Exercise details |
From the entries below, please gather each line containing the string "Feedback".

* Start Material for this task *

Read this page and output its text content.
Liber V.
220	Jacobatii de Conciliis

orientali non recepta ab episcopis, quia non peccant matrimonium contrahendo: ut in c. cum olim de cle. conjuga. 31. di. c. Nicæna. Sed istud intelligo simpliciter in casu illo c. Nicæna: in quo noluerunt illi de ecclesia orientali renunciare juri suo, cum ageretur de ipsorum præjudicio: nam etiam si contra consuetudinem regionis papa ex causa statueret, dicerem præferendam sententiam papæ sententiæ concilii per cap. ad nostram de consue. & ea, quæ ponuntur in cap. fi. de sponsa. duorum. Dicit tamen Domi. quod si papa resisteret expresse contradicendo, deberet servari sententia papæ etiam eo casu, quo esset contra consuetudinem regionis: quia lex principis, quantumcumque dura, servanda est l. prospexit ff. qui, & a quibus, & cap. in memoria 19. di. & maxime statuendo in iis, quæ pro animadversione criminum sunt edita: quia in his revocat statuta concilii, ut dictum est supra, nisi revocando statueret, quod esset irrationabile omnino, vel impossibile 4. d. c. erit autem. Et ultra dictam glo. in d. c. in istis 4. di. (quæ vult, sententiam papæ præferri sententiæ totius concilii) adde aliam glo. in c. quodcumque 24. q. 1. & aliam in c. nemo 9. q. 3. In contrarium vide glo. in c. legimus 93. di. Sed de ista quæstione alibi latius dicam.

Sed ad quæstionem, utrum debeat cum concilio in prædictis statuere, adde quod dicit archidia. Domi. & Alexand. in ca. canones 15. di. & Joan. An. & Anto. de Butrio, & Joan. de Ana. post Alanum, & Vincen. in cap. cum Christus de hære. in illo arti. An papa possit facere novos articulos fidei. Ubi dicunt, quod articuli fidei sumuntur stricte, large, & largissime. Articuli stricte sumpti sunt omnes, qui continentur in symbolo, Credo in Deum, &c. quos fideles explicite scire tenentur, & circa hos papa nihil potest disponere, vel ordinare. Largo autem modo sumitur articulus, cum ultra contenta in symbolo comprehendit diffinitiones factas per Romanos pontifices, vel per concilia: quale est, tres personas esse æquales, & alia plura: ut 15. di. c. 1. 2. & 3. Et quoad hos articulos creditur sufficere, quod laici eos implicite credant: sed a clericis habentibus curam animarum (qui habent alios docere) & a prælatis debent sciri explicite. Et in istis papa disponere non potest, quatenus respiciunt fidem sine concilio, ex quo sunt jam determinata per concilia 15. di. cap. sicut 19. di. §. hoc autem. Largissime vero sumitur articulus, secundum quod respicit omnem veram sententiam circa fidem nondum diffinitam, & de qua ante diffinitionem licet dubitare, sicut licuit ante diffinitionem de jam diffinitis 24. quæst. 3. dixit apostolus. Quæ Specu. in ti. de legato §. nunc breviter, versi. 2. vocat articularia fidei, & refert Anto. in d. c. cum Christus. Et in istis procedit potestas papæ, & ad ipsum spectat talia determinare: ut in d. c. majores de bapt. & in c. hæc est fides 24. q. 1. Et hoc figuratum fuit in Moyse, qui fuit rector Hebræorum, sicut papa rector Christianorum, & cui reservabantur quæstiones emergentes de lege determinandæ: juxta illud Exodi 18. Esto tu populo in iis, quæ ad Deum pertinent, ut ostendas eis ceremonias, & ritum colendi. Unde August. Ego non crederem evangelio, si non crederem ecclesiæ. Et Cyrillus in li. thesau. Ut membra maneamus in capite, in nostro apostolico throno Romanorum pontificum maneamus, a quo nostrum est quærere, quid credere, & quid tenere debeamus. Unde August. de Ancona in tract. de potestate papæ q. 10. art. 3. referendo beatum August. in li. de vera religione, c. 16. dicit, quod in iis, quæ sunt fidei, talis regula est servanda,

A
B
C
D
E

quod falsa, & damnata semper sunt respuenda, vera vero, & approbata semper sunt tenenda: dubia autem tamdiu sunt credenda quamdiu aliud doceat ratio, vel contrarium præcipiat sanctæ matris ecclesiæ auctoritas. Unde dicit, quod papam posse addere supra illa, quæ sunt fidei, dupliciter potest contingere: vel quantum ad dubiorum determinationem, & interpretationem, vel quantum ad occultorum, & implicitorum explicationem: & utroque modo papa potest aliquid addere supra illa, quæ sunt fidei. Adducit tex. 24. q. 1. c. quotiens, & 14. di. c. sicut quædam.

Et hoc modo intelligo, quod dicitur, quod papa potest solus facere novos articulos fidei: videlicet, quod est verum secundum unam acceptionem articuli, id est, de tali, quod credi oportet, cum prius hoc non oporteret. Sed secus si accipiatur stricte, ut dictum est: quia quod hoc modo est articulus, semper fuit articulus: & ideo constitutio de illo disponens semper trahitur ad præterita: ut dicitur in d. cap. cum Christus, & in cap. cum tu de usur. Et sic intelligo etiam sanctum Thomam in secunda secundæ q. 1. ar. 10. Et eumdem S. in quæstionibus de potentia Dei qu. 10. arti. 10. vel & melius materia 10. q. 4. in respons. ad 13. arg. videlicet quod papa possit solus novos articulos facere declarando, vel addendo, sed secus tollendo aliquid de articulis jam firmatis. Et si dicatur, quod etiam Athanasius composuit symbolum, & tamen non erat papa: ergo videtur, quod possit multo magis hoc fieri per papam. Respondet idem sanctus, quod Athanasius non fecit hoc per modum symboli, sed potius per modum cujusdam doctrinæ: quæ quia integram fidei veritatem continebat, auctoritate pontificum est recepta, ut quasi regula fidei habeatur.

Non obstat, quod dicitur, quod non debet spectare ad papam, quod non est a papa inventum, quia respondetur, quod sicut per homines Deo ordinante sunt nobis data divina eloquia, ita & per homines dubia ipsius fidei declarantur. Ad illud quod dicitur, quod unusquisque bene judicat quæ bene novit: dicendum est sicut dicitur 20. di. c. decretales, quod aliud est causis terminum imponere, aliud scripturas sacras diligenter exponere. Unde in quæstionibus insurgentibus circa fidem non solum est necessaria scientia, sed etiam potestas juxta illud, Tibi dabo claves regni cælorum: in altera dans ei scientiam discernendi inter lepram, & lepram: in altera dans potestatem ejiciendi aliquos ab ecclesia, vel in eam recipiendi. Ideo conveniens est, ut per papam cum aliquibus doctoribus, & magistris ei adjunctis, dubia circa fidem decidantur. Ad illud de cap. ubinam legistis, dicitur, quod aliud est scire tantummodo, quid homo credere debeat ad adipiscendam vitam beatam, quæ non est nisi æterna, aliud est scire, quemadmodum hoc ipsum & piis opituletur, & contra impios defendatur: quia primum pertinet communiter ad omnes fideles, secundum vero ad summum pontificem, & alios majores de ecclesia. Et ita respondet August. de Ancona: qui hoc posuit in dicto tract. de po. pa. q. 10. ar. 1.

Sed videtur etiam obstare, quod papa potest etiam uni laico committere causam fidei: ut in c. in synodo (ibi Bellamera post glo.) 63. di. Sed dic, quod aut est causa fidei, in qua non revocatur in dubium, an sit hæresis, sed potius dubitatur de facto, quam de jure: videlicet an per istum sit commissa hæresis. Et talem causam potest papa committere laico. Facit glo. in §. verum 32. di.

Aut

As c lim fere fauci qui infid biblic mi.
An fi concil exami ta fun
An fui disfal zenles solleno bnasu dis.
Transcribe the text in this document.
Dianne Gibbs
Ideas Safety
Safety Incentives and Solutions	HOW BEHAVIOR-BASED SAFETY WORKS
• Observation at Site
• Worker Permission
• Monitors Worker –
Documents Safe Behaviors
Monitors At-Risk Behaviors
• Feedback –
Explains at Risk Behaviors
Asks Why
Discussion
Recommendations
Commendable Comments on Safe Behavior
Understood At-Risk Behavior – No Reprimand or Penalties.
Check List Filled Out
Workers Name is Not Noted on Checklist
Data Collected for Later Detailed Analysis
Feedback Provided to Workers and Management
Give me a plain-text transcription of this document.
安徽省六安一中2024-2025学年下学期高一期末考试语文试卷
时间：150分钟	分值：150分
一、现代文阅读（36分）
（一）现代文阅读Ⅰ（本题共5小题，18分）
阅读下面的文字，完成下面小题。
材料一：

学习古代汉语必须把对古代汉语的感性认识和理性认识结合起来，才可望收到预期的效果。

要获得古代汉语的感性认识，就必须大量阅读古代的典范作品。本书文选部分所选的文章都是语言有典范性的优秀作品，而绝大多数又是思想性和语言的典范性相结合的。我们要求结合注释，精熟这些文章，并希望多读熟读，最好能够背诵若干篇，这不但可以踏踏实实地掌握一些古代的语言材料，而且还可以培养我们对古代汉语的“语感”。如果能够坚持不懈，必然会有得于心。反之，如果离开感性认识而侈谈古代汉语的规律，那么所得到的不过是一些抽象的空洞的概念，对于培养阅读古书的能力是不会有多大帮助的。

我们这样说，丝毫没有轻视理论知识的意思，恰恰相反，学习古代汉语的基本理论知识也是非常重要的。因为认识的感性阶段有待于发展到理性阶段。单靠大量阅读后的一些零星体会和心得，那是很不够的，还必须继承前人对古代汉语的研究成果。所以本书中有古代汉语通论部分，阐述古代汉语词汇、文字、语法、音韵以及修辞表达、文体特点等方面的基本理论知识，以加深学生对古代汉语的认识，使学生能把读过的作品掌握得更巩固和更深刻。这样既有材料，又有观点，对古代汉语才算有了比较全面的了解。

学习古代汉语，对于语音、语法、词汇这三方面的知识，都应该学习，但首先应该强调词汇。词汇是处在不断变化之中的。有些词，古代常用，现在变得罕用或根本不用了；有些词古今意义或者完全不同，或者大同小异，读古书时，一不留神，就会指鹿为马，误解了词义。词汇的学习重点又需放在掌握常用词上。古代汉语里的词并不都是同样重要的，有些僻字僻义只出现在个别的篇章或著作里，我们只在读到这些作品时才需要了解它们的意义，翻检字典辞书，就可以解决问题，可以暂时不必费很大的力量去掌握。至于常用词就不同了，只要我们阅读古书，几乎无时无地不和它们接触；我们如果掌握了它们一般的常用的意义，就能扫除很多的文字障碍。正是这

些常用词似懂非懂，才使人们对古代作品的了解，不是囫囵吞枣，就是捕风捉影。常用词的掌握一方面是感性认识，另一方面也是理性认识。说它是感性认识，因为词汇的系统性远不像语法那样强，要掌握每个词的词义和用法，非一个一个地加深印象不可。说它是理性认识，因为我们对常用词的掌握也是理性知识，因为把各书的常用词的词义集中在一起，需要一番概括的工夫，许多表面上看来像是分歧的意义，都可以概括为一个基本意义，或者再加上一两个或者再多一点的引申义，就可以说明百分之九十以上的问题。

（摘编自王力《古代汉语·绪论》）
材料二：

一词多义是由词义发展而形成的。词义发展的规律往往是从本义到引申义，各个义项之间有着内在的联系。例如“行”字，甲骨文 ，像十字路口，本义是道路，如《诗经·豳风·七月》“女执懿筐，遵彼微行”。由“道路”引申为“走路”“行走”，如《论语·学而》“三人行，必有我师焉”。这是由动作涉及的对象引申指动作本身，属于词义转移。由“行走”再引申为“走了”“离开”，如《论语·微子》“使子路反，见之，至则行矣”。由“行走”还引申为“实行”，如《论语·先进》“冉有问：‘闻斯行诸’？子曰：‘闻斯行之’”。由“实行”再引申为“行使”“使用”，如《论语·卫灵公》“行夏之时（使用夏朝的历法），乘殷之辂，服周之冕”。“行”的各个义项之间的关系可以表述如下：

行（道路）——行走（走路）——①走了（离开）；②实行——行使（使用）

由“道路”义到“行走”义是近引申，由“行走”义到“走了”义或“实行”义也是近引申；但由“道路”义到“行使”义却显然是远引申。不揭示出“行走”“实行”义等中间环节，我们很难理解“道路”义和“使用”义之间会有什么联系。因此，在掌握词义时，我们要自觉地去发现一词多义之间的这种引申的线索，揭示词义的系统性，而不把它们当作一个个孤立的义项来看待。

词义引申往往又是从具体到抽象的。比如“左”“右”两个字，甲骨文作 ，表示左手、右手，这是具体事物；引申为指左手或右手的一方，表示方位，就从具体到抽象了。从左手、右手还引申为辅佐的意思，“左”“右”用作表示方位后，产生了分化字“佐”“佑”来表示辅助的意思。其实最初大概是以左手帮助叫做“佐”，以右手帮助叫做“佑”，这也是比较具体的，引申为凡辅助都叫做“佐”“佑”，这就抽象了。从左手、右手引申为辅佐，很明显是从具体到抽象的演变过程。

* End Material for this task *

Task answer |
• Feedback –
Feedback Provided to Workers and Management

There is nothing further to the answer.